#### ROWS ####

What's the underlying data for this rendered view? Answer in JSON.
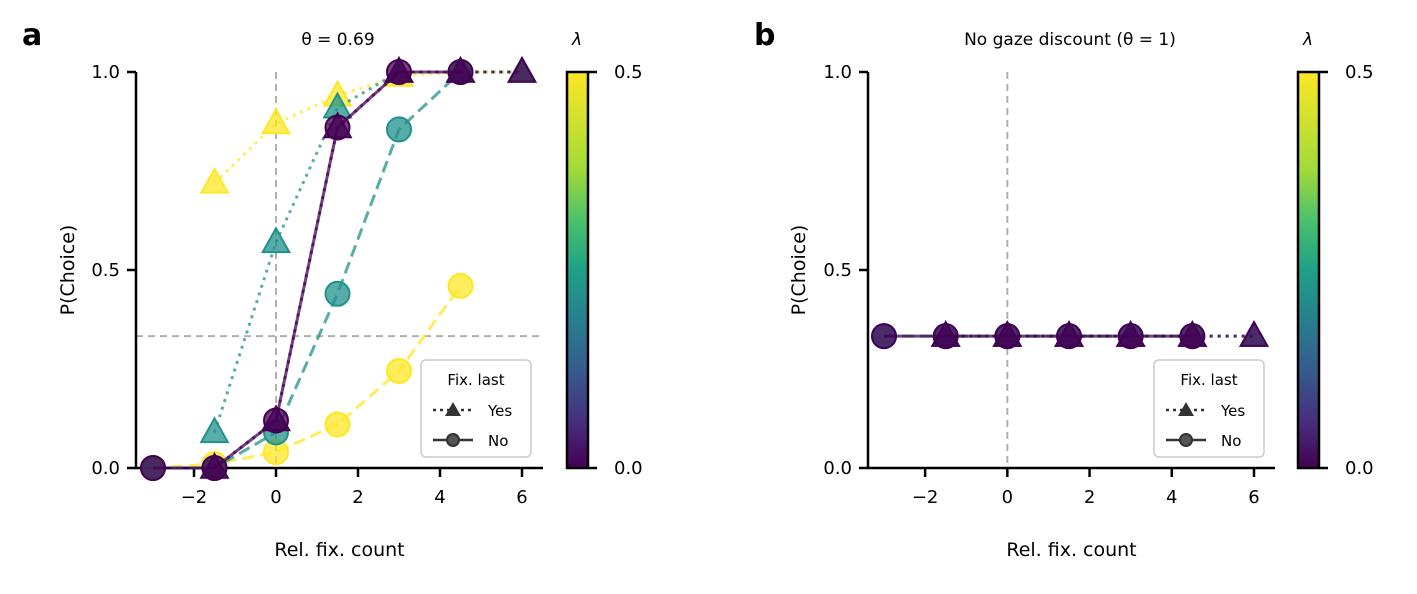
{
  "chart_data": [
    {
      "panel_label": "a",
      "type": "line",
      "title": "θ = 0.69",
      "xlabel": "Rel. fix. count",
      "ylabel": "P(Choice)",
      "xlim": [
        -3.5,
        6.5
      ],
      "ylim": [
        0,
        1
      ],
      "xticks": [
        -2,
        0,
        2,
        4,
        6
      ],
      "xtick_labels": [
        "−2",
        "0",
        "2",
        "4",
        "6"
      ],
      "yticks": [
        0,
        0.5,
        1
      ],
      "ytick_labels": [
        "0.0",
        "0.5",
        "1.0"
      ],
      "reference_lines": {
        "x": 0,
        "y": 0.333
      },
      "colorbar": {
        "label": "λ",
        "min": 0,
        "max": 0.5,
        "tick_labels": [
          "0.0",
          "0.5"
        ],
        "colormap": "viridis"
      },
      "legend": {
        "title": "Fix. last",
        "placement": "lower-right",
        "entries": [
          {
            "label": "Yes",
            "marker": "triangle",
            "linestyle": "dotted"
          },
          {
            "label": "No",
            "marker": "circle",
            "linestyle": "solid"
          }
        ]
      },
      "series": [
        {
          "lambda": 0.5,
          "fix_last": "Yes",
          "color": "#fde725",
          "x": [
            -1.5,
            0,
            1.5,
            3,
            4.5,
            6
          ],
          "y": [
            0.72,
            0.87,
            0.94,
            0.99,
            1.0,
            1.0
          ]
        },
        {
          "lambda": 0.5,
          "fix_last": "No",
          "color": "#fde725",
          "x": [
            -3,
            -1.5,
            0,
            1.5,
            3,
            4.5
          ],
          "y": [
            0.0,
            0.01,
            0.04,
            0.11,
            0.245,
            0.46
          ]
        },
        {
          "lambda": 0.25,
          "fix_last": "Yes",
          "color": "#21918c",
          "x": [
            -1.5,
            0,
            1.5,
            3,
            4.5,
            6
          ],
          "y": [
            0.09,
            0.57,
            0.91,
            1.0,
            1.0,
            1.0
          ]
        },
        {
          "lambda": 0.25,
          "fix_last": "No",
          "color": "#21918c",
          "x": [
            -3,
            -1.5,
            0,
            1.5,
            3,
            4.5
          ],
          "y": [
            0.0,
            0.0,
            0.09,
            0.44,
            0.855,
            1.0
          ]
        },
        {
          "lambda": 0.0,
          "fix_last": "Yes",
          "color": "#440154",
          "x": [
            -1.5,
            0,
            1.5,
            3,
            4.5,
            6
          ],
          "y": [
            0.0,
            0.12,
            0.86,
            1.0,
            1.0,
            1.0
          ]
        },
        {
          "lambda": 0.0,
          "fix_last": "No",
          "color": "#440154",
          "x": [
            -3,
            -1.5,
            0,
            1.5,
            3,
            4.5
          ],
          "y": [
            0.0,
            0.0,
            0.12,
            0.86,
            1.0,
            1.0
          ]
        }
      ]
    },
    {
      "panel_label": "b",
      "type": "line",
      "title": "No gaze discount (θ = 1)",
      "xlabel": "Rel. fix. count",
      "ylabel": "P(Choice)",
      "xlim": [
        -3.5,
        6.5
      ],
      "ylim": [
        0,
        1
      ],
      "xticks": [
        -2,
        0,
        2,
        4,
        6
      ],
      "xtick_labels": [
        "−2",
        "0",
        "2",
        "4",
        "6"
      ],
      "yticks": [
        0,
        0.5,
        1
      ],
      "ytick_labels": [
        "0.0",
        "0.5",
        "1.0"
      ],
      "reference_lines": {
        "x": 0
      },
      "colorbar": {
        "label": "λ",
        "min": 0,
        "max": 0.5,
        "tick_labels": [
          "0.0",
          "0.5"
        ],
        "colormap": "viridis"
      },
      "legend": {
        "title": "Fix. last",
        "placement": "lower-right",
        "entries": [
          {
            "label": "Yes",
            "marker": "triangle",
            "linestyle": "dotted"
          },
          {
            "label": "No",
            "marker": "circle",
            "linestyle": "solid"
          }
        ]
      },
      "series": [
        {
          "lambda": 0.25,
          "fix_last": "Yes",
          "color": "#21918c",
          "x": [
            -1.5,
            0,
            1.5,
            3,
            4.5,
            6
          ],
          "y": [
            0.333,
            0.333,
            0.333,
            0.333,
            0.333,
            0.333
          ]
        },
        {
          "lambda": 0.25,
          "fix_last": "No",
          "color": "#21918c",
          "x": [
            -3,
            -1.5,
            0,
            1.5,
            3,
            4.5
          ],
          "y": [
            0.333,
            0.333,
            0.333,
            0.333,
            0.333,
            0.333
          ]
        },
        {
          "lambda": 0.0,
          "fix_last": "Yes",
          "color": "#440154",
          "x": [
            -1.5,
            0,
            1.5,
            3,
            4.5,
            6
          ],
          "y": [
            0.333,
            0.333,
            0.333,
            0.333,
            0.333,
            0.333
          ]
        },
        {
          "lambda": 0.0,
          "fix_last": "No",
          "color": "#440154",
          "x": [
            -3,
            -1.5,
            0,
            1.5,
            3,
            4.5
          ],
          "y": [
            0.333,
            0.333,
            0.333,
            0.333,
            0.333,
            0.333
          ]
        }
      ]
    }
  ]
}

####

== THE PROBLEM ==
Report the number of lines in the listing above that include the word "title", and nothing else.

== TASK RESPONSE ==
4